## Task details
Collect all the lines that mention the word "hidrófoba".

** START OF Material provided **

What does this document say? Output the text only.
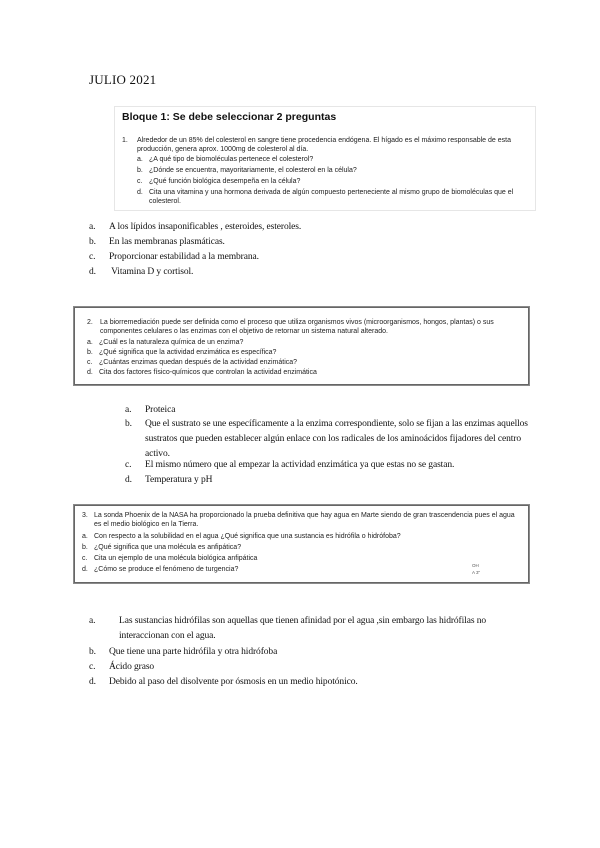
JULIO 2021
Bloque 1: Se debe seleccionar 2 preguntas
1. Alrededor de un 85% del colesterol en sangre tiene procedencia endógena. El hígado es el máximo responsable de esta producción, genera aprox. 1000mg de colesterol al día.
a. ¿A qué tipo de biomoléculas pertenece el colesterol?
b. ¿Dónde se encuentra, mayoritariamente, el colesterol en la célula?
c. ¿Qué función biológica desempeña en la célula?
d. Cita una vitamina y una hormona derivada de algún compuesto perteneciente al mismo grupo de biomoléculas que el colesterol.
a. A los lípidos insaponificables , esteroides, esteroles.
b. En las membranas plasmáticas.
c. Proporcionar estabilidad a la membrana.
d. Vitamina D y cortisol.
2. La biorremediación puede ser definida como el proceso que utiliza organismos vivos (microorganismos, hongos, plantas) o sus componentes celulares o las enzimas con el objetivo de retornar un sistema natural alterado.
a. ¿Cuál es la naturaleza química de un enzima?
b. ¿Qué significa que la actividad enzimática es específica?
c. ¿Cuántas enzimas quedan después de la actividad enzimática?
d. Cita dos factores físico-químicos que controlan la actividad enzimática
a. Proteica
b.	Que el sustrato se une específicamente a la enzima correspondiente, solo se fijan a las enzimas aquellos sustratos que pueden establecer algún enlace con los radicales de los aminoácidos fijadores del centro activo.
c. El mismo número que al empezar la actividad enzimática ya que estas no se gastan.
d. Temperatura y pH
3. La sonda Phoenix de la NASA ha proporcionado la prueba definitiva que hay agua en Marte siendo de gran trascendencia pues el agua es el medio biológico en la Tierra.
a. Con respecto a la solubilidad en el agua ¿Qué significa que una sustancia es hidrófila o hidrófoba?
b. ¿Qué significa que una molécula es anfipática?
c. Cita un ejemplo de una molécula biológica anfipática
d. ¿Cómo se produce el fenómeno de turgencia?
OH
A 3"
a.	Las sustancias hidrófilas son aquellas que tienen afinidad por el agua ,sin embargo las hidrófilas no interaccionan con el agua.
b. Que tiene una parte hidrófila y otra hidrófoba
c. Ácido graso
d. Debido al paso del disolvente por ósmosis en un medio hipotónico.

** END OF Material provided **

## Solution
a. Con respecto a la solubilidad en el agua ¿Qué significa que una sustancia es hidrófila o hidrófoba?
b. Que tiene una parte hidrófila y otra hidrófoba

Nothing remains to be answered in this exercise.